Problem to work on: Select and copy out every line in the records containing "this".
* BEGIN Record list *
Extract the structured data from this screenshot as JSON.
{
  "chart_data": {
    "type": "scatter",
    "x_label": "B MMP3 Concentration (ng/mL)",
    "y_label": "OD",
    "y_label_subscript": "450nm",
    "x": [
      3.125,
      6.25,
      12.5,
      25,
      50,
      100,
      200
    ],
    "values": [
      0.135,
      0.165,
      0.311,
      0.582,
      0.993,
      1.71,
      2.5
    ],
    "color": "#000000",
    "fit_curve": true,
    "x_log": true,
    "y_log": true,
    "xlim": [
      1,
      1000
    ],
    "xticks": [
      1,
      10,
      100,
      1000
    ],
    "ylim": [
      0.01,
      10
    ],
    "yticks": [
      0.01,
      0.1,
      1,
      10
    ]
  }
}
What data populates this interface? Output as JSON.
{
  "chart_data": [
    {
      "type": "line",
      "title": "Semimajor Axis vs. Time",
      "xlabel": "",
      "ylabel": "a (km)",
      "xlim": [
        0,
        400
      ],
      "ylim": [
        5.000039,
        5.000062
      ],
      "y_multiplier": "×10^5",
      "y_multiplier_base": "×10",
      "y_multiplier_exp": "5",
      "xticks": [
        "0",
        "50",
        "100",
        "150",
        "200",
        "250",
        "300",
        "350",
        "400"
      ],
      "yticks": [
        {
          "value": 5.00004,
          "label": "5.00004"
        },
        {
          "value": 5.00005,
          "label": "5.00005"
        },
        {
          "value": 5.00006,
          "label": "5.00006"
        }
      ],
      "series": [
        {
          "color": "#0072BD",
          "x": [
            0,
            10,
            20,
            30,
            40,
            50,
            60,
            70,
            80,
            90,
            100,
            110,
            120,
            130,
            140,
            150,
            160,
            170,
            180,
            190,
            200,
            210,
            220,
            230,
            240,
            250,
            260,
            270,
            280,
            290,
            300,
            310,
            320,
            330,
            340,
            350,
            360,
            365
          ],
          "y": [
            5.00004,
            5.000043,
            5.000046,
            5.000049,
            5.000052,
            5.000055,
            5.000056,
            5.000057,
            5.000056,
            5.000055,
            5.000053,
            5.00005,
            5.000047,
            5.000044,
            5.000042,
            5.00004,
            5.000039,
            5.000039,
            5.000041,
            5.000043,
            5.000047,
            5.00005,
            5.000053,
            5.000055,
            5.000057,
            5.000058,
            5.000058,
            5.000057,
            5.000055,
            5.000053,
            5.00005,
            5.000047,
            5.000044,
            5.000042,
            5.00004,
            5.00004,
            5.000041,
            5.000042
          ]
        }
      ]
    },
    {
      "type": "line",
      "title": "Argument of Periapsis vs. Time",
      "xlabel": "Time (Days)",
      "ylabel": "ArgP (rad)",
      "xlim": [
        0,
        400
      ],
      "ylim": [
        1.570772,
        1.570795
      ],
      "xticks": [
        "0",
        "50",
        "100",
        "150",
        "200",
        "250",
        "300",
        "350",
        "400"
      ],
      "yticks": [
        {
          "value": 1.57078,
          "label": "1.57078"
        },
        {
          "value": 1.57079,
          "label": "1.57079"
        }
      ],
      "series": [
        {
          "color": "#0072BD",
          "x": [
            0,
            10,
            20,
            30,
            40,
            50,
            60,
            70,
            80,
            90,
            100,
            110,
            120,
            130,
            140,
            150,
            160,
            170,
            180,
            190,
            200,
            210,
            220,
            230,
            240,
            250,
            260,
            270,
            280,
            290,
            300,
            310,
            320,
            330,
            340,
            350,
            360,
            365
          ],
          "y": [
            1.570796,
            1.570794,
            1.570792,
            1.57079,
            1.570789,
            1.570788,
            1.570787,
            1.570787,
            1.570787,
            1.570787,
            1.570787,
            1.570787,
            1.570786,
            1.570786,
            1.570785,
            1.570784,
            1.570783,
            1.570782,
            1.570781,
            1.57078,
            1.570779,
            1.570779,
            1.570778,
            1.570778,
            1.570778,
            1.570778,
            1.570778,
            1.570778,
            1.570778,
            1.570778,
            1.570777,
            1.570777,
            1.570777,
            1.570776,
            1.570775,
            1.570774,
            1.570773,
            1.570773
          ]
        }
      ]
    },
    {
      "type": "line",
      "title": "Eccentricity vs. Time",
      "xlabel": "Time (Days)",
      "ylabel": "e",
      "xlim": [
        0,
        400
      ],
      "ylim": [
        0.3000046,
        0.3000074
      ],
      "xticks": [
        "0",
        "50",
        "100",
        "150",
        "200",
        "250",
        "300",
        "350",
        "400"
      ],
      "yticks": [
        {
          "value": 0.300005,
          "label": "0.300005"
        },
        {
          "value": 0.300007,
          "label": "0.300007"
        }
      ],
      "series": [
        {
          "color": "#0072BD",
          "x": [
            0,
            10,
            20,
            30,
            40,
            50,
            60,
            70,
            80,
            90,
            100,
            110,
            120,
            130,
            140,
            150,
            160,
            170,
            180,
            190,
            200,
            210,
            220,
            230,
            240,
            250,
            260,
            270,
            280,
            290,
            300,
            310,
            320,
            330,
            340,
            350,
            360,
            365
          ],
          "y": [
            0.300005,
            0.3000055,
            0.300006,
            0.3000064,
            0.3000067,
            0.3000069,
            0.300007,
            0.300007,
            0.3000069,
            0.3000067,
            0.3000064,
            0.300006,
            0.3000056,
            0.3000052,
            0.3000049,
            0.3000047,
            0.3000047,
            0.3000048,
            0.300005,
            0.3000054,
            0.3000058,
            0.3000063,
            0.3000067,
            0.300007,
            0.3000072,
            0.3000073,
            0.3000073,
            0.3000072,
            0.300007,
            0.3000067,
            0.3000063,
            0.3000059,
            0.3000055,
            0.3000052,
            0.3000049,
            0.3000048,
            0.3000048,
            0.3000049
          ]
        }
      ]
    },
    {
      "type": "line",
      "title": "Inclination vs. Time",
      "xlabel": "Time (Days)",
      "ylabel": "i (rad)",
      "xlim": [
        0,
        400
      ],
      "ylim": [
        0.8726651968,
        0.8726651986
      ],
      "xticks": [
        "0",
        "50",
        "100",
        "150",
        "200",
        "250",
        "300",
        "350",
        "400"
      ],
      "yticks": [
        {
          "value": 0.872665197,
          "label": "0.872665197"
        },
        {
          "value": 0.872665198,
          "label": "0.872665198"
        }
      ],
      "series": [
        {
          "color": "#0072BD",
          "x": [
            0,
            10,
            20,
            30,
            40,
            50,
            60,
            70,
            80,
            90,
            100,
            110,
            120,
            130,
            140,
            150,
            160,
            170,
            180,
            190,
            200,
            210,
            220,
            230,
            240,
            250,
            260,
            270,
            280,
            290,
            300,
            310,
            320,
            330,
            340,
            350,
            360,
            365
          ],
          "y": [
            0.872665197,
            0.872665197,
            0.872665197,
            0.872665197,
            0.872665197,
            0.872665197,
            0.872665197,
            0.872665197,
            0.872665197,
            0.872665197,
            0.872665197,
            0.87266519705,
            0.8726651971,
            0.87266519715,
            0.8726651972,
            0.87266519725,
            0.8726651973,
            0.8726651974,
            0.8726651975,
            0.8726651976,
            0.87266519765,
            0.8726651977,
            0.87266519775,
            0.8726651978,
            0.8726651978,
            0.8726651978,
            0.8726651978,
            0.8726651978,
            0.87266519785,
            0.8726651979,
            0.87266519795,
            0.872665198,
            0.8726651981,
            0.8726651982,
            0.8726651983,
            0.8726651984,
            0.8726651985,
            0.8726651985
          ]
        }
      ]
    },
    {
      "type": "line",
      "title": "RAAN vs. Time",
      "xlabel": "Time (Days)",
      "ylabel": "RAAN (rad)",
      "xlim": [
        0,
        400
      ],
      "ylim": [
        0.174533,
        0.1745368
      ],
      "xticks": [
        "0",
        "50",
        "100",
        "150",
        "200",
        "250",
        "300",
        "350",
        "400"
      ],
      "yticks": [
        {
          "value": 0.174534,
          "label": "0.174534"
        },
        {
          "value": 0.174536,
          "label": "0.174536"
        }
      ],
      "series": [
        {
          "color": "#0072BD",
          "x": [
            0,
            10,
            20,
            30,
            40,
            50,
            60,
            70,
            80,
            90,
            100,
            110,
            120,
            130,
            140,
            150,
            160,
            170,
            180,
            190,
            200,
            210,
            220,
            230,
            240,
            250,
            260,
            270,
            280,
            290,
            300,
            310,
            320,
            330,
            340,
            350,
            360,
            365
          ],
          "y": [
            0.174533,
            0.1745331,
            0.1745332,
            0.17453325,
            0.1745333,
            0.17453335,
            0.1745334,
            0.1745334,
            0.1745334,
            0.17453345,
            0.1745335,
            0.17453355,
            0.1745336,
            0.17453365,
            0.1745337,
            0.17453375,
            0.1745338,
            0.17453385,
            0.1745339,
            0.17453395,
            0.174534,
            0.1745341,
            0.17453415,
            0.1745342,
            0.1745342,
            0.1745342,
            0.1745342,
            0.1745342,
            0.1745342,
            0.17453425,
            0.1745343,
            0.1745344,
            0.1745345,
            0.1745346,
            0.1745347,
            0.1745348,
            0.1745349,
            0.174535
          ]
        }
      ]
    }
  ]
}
* END Record list *
Exercise output:
Extract the structured data from this screenshot as JSON.
What data populates this interface? Output as JSON.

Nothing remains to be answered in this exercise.